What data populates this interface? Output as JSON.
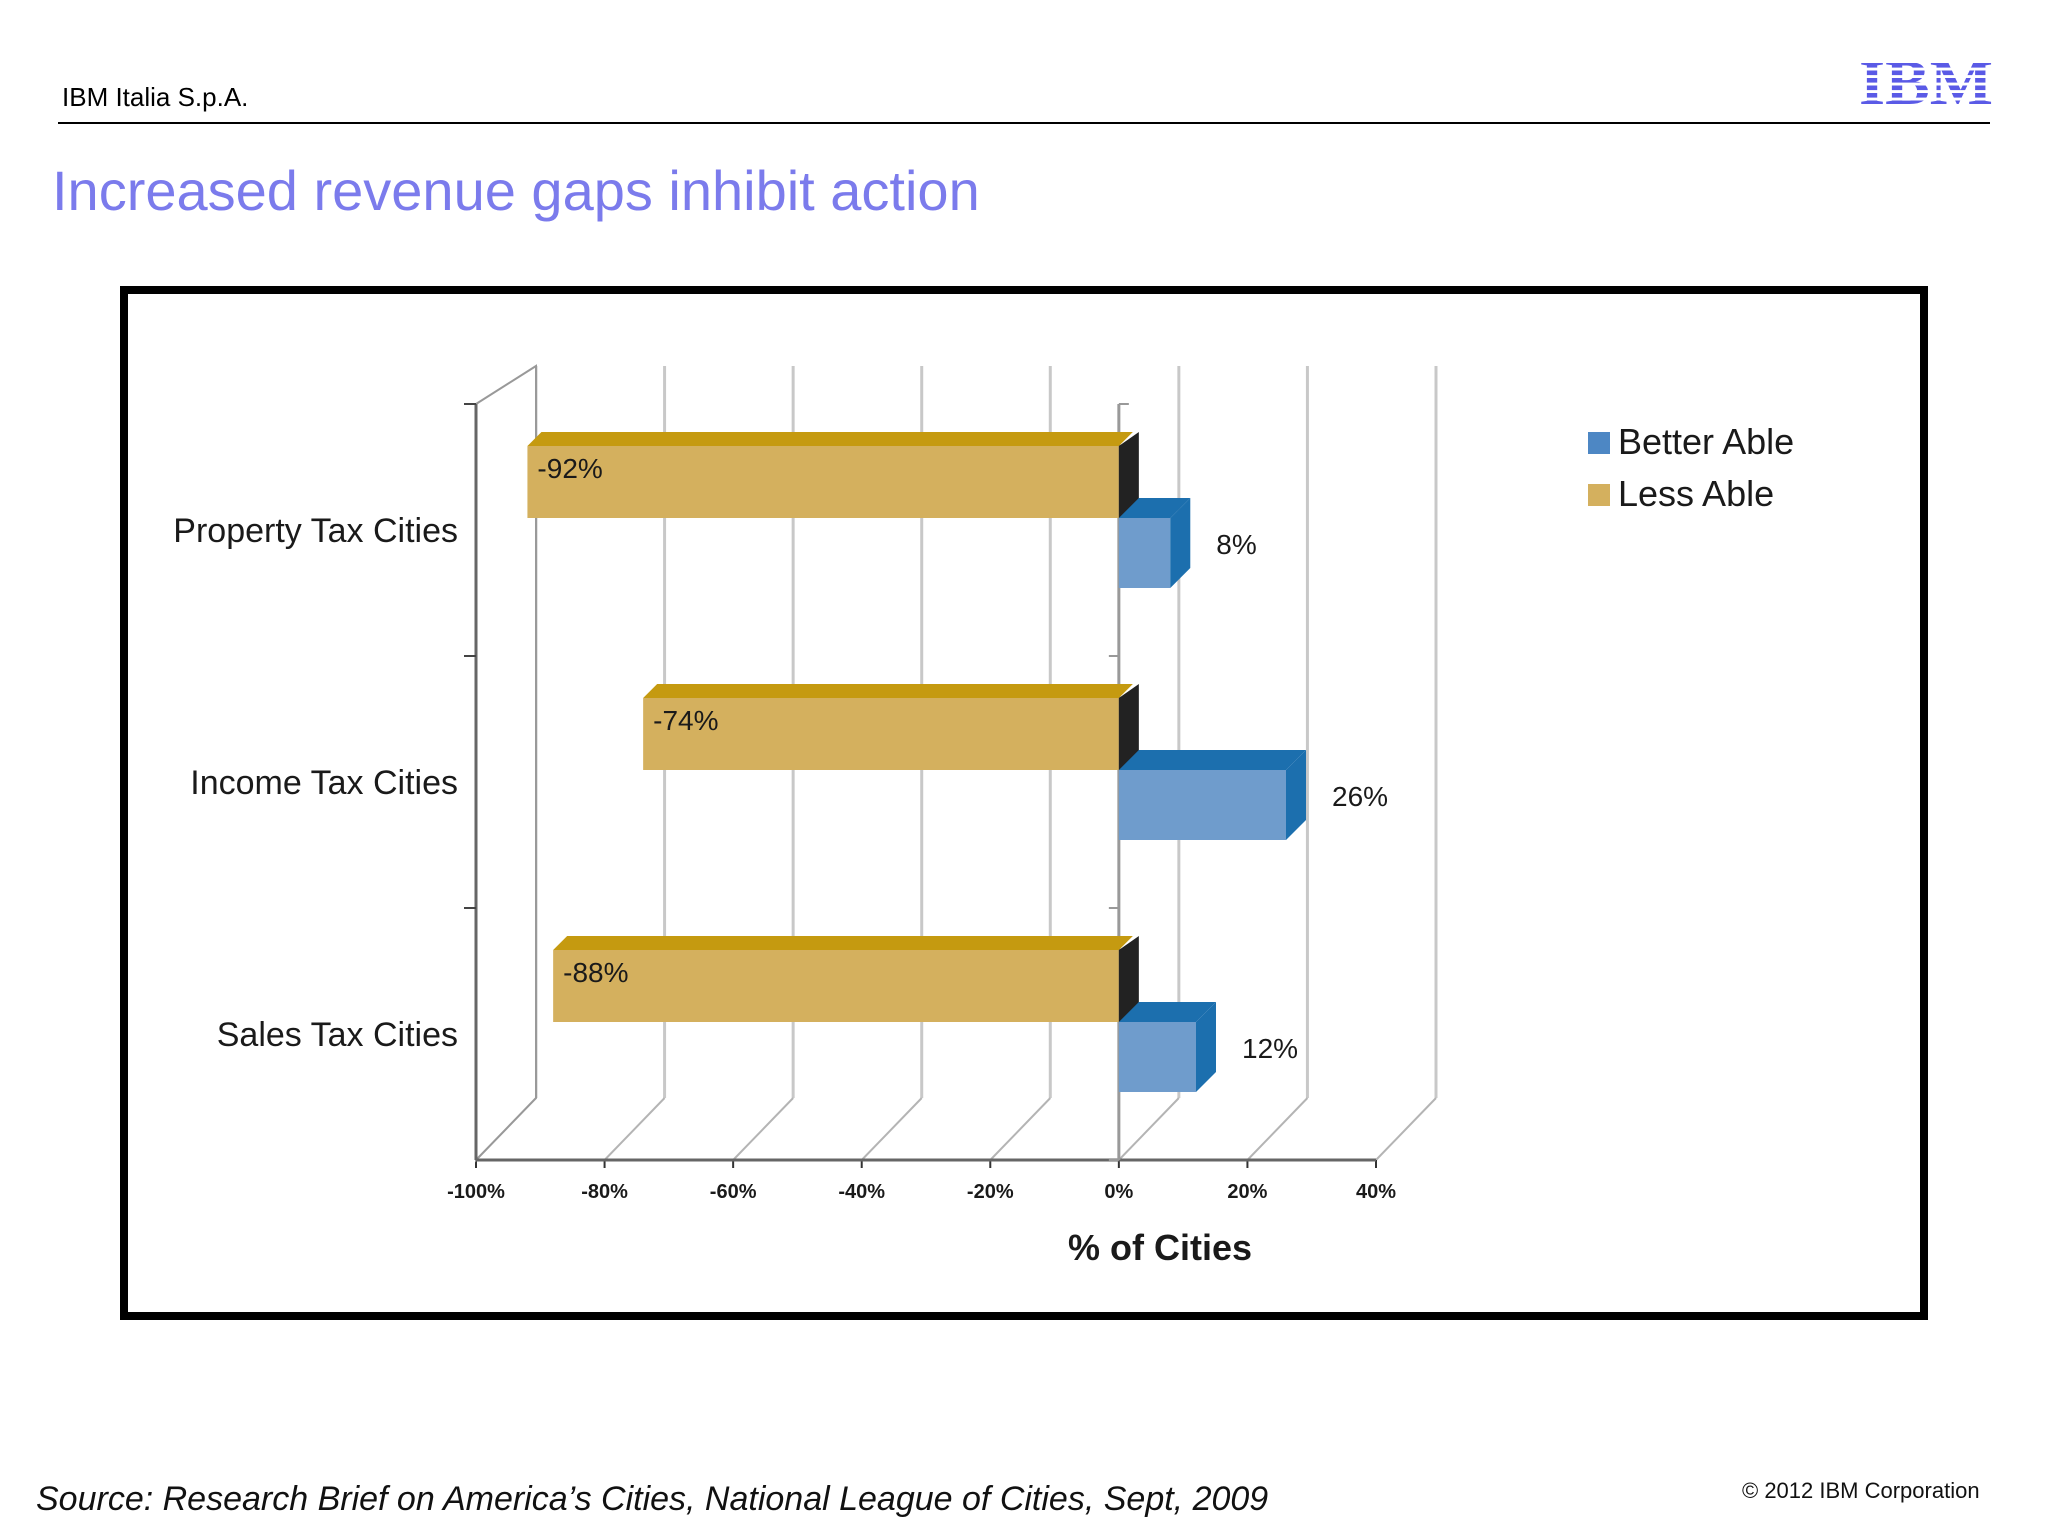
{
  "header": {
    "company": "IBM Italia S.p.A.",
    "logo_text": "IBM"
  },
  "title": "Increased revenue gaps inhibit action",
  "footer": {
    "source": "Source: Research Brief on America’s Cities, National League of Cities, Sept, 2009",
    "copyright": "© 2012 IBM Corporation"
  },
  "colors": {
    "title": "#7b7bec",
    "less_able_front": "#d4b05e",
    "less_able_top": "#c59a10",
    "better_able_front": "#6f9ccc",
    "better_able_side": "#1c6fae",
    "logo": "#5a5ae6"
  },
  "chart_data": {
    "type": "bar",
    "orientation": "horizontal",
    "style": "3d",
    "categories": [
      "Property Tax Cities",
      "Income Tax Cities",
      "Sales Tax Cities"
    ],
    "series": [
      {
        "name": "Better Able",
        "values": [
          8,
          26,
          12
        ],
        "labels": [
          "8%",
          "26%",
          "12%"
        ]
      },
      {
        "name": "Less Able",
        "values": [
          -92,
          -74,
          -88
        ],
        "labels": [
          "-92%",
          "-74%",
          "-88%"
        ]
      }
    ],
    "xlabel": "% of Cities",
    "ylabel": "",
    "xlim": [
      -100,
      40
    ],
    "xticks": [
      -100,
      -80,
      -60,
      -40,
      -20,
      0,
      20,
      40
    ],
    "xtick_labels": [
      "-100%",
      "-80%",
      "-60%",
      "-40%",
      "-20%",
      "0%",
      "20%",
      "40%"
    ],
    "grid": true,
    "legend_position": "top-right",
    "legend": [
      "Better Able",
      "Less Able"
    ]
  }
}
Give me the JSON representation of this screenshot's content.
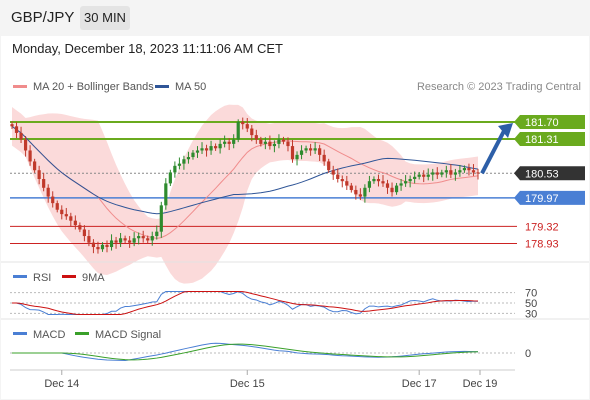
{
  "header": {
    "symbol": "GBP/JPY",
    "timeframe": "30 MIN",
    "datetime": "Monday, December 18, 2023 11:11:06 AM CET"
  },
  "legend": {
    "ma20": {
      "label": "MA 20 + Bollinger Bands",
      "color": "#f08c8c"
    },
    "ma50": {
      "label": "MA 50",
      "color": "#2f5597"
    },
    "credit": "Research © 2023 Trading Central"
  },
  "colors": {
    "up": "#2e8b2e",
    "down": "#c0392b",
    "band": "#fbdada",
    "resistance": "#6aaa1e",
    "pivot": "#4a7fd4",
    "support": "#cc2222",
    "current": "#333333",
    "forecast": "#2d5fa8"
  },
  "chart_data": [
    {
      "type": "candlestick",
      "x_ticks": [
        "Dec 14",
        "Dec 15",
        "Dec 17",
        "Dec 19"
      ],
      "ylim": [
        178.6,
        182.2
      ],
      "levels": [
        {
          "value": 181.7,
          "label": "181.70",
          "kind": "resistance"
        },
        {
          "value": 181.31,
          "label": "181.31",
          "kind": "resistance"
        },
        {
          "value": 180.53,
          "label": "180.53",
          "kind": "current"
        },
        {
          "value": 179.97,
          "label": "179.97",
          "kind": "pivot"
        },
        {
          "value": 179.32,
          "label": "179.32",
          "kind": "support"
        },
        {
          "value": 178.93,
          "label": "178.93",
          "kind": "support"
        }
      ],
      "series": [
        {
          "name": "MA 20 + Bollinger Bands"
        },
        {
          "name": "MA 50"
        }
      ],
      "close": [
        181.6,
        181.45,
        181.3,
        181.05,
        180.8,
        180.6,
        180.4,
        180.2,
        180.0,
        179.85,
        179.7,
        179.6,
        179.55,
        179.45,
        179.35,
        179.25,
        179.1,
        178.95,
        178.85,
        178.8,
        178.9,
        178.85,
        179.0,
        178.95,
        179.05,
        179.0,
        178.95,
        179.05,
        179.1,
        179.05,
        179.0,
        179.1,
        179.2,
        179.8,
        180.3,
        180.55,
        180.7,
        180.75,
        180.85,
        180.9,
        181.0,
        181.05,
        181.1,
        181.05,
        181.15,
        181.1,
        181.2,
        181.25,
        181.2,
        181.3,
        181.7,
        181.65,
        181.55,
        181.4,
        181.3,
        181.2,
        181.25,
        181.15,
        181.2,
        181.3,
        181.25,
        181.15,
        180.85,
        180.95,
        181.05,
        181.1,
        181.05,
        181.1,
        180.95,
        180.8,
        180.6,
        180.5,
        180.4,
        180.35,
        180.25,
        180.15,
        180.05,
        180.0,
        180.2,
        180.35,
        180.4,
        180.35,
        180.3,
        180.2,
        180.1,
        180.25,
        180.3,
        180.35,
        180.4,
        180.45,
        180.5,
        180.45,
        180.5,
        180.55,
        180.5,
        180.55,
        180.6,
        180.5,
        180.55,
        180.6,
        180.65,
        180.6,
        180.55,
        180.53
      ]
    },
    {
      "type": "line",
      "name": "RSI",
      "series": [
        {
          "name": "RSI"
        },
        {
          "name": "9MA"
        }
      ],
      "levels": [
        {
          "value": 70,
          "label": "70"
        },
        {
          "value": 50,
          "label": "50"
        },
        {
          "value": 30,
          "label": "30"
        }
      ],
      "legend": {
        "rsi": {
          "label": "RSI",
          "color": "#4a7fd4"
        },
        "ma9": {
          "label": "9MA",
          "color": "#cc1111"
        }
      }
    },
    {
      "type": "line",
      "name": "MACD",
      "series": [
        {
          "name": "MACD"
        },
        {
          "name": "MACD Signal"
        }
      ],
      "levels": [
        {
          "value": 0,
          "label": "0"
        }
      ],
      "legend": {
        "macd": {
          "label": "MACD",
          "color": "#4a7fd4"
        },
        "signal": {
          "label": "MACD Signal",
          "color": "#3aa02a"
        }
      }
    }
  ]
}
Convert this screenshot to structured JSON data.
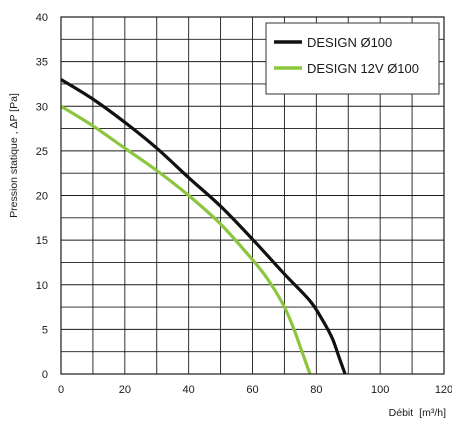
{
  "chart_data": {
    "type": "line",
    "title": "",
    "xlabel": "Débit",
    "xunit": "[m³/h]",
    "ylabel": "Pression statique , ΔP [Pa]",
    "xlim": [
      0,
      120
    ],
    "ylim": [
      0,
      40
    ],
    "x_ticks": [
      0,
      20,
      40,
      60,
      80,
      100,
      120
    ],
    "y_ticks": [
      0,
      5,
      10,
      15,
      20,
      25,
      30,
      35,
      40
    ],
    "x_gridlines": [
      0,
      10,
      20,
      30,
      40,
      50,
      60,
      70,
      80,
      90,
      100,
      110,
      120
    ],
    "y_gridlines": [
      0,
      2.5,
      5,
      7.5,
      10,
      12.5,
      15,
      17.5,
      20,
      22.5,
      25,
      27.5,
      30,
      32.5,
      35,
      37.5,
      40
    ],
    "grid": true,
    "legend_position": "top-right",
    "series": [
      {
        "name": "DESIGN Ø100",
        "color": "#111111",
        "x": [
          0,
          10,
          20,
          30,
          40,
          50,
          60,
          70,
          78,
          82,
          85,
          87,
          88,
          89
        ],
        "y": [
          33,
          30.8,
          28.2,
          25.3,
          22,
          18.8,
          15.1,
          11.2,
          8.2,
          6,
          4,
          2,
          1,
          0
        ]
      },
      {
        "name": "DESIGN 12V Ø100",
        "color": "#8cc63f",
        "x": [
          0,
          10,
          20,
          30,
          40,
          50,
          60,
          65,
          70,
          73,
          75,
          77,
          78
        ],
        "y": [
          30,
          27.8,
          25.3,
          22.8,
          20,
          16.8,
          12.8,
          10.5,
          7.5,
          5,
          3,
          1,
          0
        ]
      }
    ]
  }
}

☆ ☆ ☆ ☆ ☆

▶ [STATED GOAL]
Set down all the entries exactly as they appear, but skip any pictures.

▶ [SOLUTION TO THIS EXERCISE]
What data populates this interface? Output as JSON.
{
  "header": {
    "company": "IBM Italia S.p.A.",
    "logo_text": "IBM"
  },
  "title": "Increased revenue gaps inhibit action",
  "footer": {
    "source": "Source: Research Brief on America’s Cities, National League of Cities, Sept, 2009",
    "copyright": "© 2012 IBM Corporation"
  },
  "colors": {
    "title": "#7b7bec",
    "less_able_front": "#d4b05e",
    "less_able_top": "#c59a10",
    "better_able_front": "#6f9ccc",
    "better_able_side": "#1c6fae",
    "logo": "#5a5ae6"
  },
  "chart_data": {
    "type": "bar",
    "orientation": "horizontal",
    "style": "3d",
    "categories": [
      "Property Tax Cities",
      "Income Tax Cities",
      "Sales Tax Cities"
    ],
    "series": [
      {
        "name": "Better Able",
        "values": [
          8,
          26,
          12
        ],
        "labels": [
          "8%",
          "26%",
          "12%"
        ]
      },
      {
        "name": "Less Able",
        "values": [
          -92,
          -74,
          -88
        ],
        "labels": [
          "-92%",
          "-74%",
          "-88%"
        ]
      }
    ],
    "xlabel": "% of Cities",
    "ylabel": "",
    "xlim": [
      -100,
      40
    ],
    "xticks": [
      -100,
      -80,
      -60,
      -40,
      -20,
      0,
      20,
      40
    ],
    "xtick_labels": [
      "-100%",
      "-80%",
      "-60%",
      "-40%",
      "-20%",
      "0%",
      "20%",
      "40%"
    ],
    "grid": true,
    "legend_position": "top-right",
    "legend": [
      "Better Able",
      "Less Able"
    ]
  }
}
Give me the JSON representation of this screenshot's content.
{
  "header": {
    "symbol": "GBP/JPY",
    "timeframe": "30 MIN",
    "datetime": "Monday, December 18, 2023 11:11:06 AM CET"
  },
  "legend": {
    "ma20": {
      "label": "MA 20 + Bollinger Bands",
      "color": "#f08c8c"
    },
    "ma50": {
      "label": "MA 50",
      "color": "#2f5597"
    },
    "credit": "Research © 2023 Trading Central"
  },
  "colors": {
    "up": "#2e8b2e",
    "down": "#c0392b",
    "band": "#fbdada",
    "resistance": "#6aaa1e",
    "pivot": "#4a7fd4",
    "support": "#cc2222",
    "current": "#333333",
    "forecast": "#2d5fa8"
  },
  "chart_data": [
    {
      "type": "candlestick",
      "x_ticks": [
        "Dec 14",
        "Dec 15",
        "Dec 17",
        "Dec 19"
      ],
      "ylim": [
        178.6,
        182.2
      ],
      "levels": [
        {
          "value": 181.7,
          "label": "181.70",
          "kind": "resistance"
        },
        {
          "value": 181.31,
          "label": "181.31",
          "kind": "resistance"
        },
        {
          "value": 180.53,
          "label": "180.53",
          "kind": "current"
        },
        {
          "value": 179.97,
          "label": "179.97",
          "kind": "pivot"
        },
        {
          "value": 179.32,
          "label": "179.32",
          "kind": "support"
        },
        {
          "value": 178.93,
          "label": "178.93",
          "kind": "support"
        }
      ],
      "series": [
        {
          "name": "MA 20 + Bollinger Bands"
        },
        {
          "name": "MA 50"
        }
      ],
      "close": [
        181.6,
        181.45,
        181.3,
        181.05,
        180.8,
        180.6,
        180.4,
        180.2,
        180.0,
        179.85,
        179.7,
        179.6,
        179.55,
        179.45,
        179.35,
        179.25,
        179.1,
        178.95,
        178.85,
        178.8,
        178.9,
        178.85,
        179.0,
        178.95,
        179.05,
        179.0,
        178.95,
        179.05,
        179.1,
        179.05,
        179.0,
        179.1,
        179.2,
        179.8,
        180.3,
        180.55,
        180.7,
        180.75,
        180.85,
        180.9,
        181.0,
        181.05,
        181.1,
        181.05,
        181.15,
        181.1,
        181.2,
        181.25,
        181.2,
        181.3,
        181.7,
        181.65,
        181.55,
        181.4,
        181.3,
        181.2,
        181.25,
        181.15,
        181.2,
        181.3,
        181.25,
        181.15,
        180.85,
        180.95,
        181.05,
        181.1,
        181.05,
        181.1,
        180.95,
        180.8,
        180.6,
        180.5,
        180.4,
        180.35,
        180.25,
        180.15,
        180.05,
        180.0,
        180.2,
        180.35,
        180.4,
        180.35,
        180.3,
        180.2,
        180.1,
        180.25,
        180.3,
        180.35,
        180.4,
        180.45,
        180.5,
        180.45,
        180.5,
        180.55,
        180.5,
        180.55,
        180.6,
        180.5,
        180.55,
        180.6,
        180.65,
        180.6,
        180.55,
        180.53
      ]
    },
    {
      "type": "line",
      "name": "RSI",
      "series": [
        {
          "name": "RSI"
        },
        {
          "name": "9MA"
        }
      ],
      "levels": [
        {
          "value": 70,
          "label": "70"
        },
        {
          "value": 50,
          "label": "50"
        },
        {
          "value": 30,
          "label": "30"
        }
      ],
      "legend": {
        "rsi": {
          "label": "RSI",
          "color": "#4a7fd4"
        },
        "ma9": {
          "label": "9MA",
          "color": "#cc1111"
        }
      }
    },
    {
      "type": "line",
      "name": "MACD",
      "series": [
        {
          "name": "MACD"
        },
        {
          "name": "MACD Signal"
        }
      ],
      "levels": [
        {
          "value": 0,
          "label": "0"
        }
      ],
      "legend": {
        "macd": {
          "label": "MACD",
          "color": "#4a7fd4"
        },
        "signal": {
          "label": "MACD Signal",
          "color": "#3aa02a"
        }
      }
    }
  ]
}
Convert this screenshot to structured JSON data.
{
  "chart_data": {
    "type": "line",
    "title": "",
    "xlabel": "Débit",
    "xunit": "[m³/h]",
    "ylabel": "Pression statique , ΔP [Pa]",
    "xlim": [
      0,
      120
    ],
    "ylim": [
      0,
      40
    ],
    "x_ticks": [
      0,
      20,
      40,
      60,
      80,
      100,
      120
    ],
    "y_ticks": [
      0,
      5,
      10,
      15,
      20,
      25,
      30,
      35,
      40
    ],
    "x_gridlines": [
      0,
      10,
      20,
      30,
      40,
      50,
      60,
      70,
      80,
      90,
      100,
      110,
      120
    ],
    "y_gridlines": [
      0,
      2.5,
      5,
      7.5,
      10,
      12.5,
      15,
      17.5,
      20,
      22.5,
      25,
      27.5,
      30,
      32.5,
      35,
      37.5,
      40
    ],
    "grid": true,
    "legend_position": "top-right",
    "series": [
      {
        "name": "DESIGN Ø100",
        "color": "#111111",
        "x": [
          0,
          10,
          20,
          30,
          40,
          50,
          60,
          70,
          78,
          82,
          85,
          87,
          88,
          89
        ],
        "y": [
          33,
          30.8,
          28.2,
          25.3,
          22,
          18.8,
          15.1,
          11.2,
          8.2,
          6,
          4,
          2,
          1,
          0
        ]
      },
      {
        "name": "DESIGN 12V Ø100",
        "color": "#8cc63f",
        "x": [
          0,
          10,
          20,
          30,
          40,
          50,
          60,
          65,
          70,
          73,
          75,
          77,
          78
        ],
        "y": [
          30,
          27.8,
          25.3,
          22.8,
          20,
          16.8,
          12.8,
          10.5,
          7.5,
          5,
          3,
          1,
          0
        ]
      }
    ]
  }
}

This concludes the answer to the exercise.